= DIRECTION =
Pull out each line of the records that contains the string "title", and copy those lines.
DATA TO USE start
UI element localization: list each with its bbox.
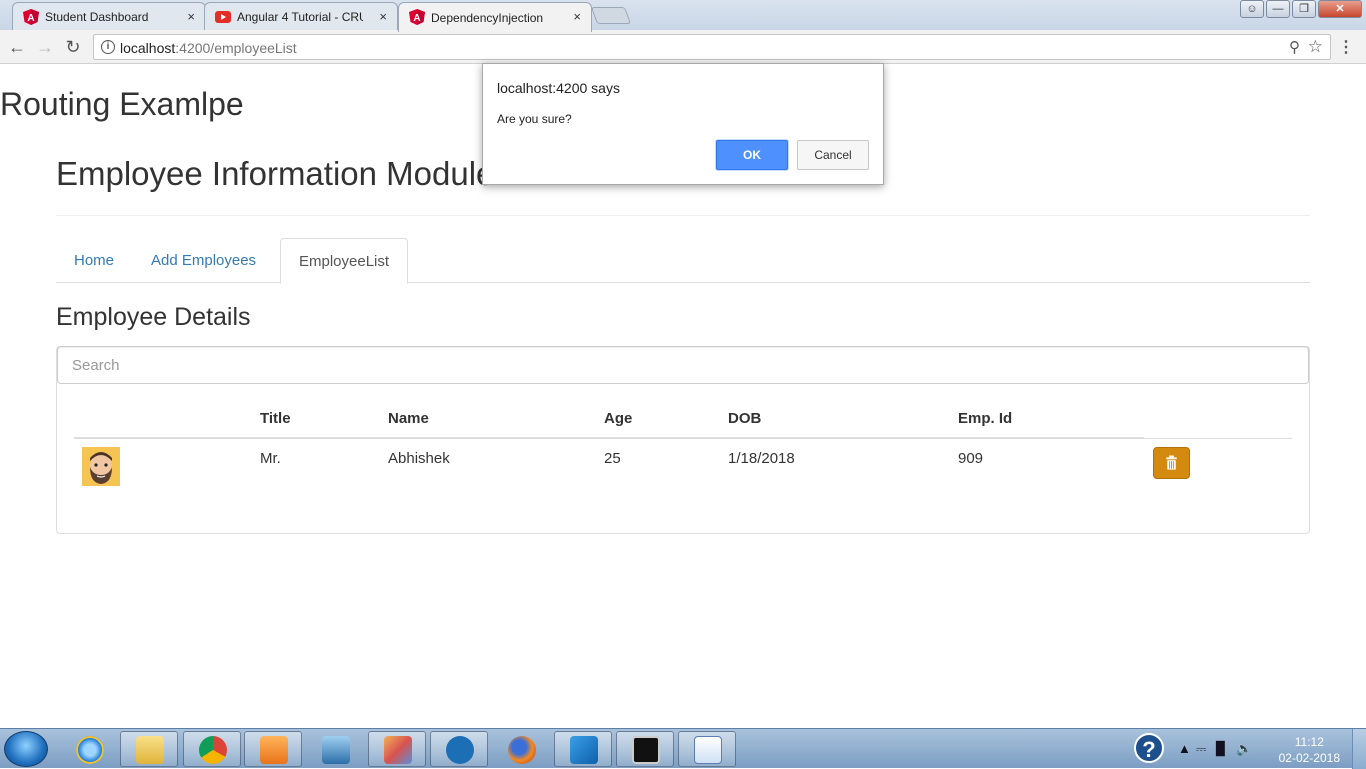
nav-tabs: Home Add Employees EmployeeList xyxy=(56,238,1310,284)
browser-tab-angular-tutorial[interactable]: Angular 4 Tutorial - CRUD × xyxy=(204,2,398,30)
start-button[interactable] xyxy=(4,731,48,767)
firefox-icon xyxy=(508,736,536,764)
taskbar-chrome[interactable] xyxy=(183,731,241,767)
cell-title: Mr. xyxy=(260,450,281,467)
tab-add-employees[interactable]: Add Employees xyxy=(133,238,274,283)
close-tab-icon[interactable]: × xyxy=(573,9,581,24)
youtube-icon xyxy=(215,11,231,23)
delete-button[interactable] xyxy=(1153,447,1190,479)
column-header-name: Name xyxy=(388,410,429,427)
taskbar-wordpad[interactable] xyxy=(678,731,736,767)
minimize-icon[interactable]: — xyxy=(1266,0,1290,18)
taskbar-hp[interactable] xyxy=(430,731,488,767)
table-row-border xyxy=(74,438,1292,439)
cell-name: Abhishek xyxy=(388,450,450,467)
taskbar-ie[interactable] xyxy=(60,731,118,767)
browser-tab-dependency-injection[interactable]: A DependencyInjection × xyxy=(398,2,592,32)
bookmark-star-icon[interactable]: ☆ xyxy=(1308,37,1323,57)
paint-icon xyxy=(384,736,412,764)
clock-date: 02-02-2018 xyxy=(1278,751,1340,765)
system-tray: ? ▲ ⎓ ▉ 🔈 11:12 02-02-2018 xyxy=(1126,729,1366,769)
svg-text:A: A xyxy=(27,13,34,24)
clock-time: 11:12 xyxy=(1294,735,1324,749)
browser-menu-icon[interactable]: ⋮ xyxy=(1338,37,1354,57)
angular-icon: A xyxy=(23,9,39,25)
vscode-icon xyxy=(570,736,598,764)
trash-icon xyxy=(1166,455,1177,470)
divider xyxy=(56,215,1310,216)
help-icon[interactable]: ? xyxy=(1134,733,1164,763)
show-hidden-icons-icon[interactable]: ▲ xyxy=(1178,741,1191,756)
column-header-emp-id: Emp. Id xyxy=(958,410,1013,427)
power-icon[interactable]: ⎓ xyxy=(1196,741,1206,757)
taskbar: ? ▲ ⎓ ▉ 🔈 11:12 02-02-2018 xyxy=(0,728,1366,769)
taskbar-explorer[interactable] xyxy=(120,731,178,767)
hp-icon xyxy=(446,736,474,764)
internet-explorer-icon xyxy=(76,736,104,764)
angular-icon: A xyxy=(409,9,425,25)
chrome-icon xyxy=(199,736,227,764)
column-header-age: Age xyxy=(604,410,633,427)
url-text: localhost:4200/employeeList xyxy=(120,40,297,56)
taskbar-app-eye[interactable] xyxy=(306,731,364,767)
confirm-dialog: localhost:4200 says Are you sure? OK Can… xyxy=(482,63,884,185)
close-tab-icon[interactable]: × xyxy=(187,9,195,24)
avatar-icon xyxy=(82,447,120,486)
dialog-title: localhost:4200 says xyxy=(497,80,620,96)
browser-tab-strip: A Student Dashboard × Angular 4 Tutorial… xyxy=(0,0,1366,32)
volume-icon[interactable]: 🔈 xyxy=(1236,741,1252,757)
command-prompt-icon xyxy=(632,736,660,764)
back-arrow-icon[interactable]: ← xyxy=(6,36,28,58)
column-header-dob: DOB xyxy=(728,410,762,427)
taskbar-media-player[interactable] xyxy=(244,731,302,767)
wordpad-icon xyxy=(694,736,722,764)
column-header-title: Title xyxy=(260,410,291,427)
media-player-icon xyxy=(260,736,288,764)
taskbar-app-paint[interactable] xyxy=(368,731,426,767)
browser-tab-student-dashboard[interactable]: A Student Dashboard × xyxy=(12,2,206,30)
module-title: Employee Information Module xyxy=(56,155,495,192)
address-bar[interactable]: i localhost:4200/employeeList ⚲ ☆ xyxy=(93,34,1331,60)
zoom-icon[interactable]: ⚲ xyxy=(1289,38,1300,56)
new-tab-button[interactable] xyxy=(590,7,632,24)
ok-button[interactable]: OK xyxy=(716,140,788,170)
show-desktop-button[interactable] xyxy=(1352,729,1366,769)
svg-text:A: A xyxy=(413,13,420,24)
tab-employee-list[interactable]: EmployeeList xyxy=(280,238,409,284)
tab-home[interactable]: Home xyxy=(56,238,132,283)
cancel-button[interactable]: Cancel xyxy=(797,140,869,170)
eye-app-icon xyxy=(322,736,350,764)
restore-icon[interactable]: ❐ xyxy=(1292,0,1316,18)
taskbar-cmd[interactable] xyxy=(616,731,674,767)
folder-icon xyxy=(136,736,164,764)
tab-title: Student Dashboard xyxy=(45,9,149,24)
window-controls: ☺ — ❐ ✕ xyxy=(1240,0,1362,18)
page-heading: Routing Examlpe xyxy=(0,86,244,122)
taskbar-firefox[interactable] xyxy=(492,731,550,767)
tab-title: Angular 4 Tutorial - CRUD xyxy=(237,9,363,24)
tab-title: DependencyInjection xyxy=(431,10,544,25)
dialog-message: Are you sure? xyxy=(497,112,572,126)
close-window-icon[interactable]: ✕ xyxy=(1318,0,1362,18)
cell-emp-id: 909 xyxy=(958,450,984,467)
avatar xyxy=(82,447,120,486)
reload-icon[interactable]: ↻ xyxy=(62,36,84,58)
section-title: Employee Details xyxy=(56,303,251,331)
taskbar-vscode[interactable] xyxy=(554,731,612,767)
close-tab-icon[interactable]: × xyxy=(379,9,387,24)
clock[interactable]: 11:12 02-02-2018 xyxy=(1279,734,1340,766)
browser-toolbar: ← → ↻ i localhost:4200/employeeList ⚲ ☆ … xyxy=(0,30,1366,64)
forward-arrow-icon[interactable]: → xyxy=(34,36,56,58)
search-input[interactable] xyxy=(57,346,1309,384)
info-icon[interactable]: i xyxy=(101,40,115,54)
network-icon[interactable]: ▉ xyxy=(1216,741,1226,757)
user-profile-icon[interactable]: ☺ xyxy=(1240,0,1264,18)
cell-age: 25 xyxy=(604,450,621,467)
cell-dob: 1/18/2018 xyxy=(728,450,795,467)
DATA TO USE end
= CORRECT OUTPUT =
cell-title: Mr. xyxy=(260,450,281,467)
dialog-title: localhost:4200 says xyxy=(497,80,620,96)
column-header-title: Title xyxy=(260,410,291,427)
module-title: Employee Information Module xyxy=(56,155,495,192)
tab-title: Student Dashboard xyxy=(45,9,149,24)
tab-title: Angular 4 Tutorial - CRUD xyxy=(237,9,363,24)
tab-title: DependencyInjection xyxy=(431,10,544,25)
section-title: Employee Details xyxy=(56,303,251,331)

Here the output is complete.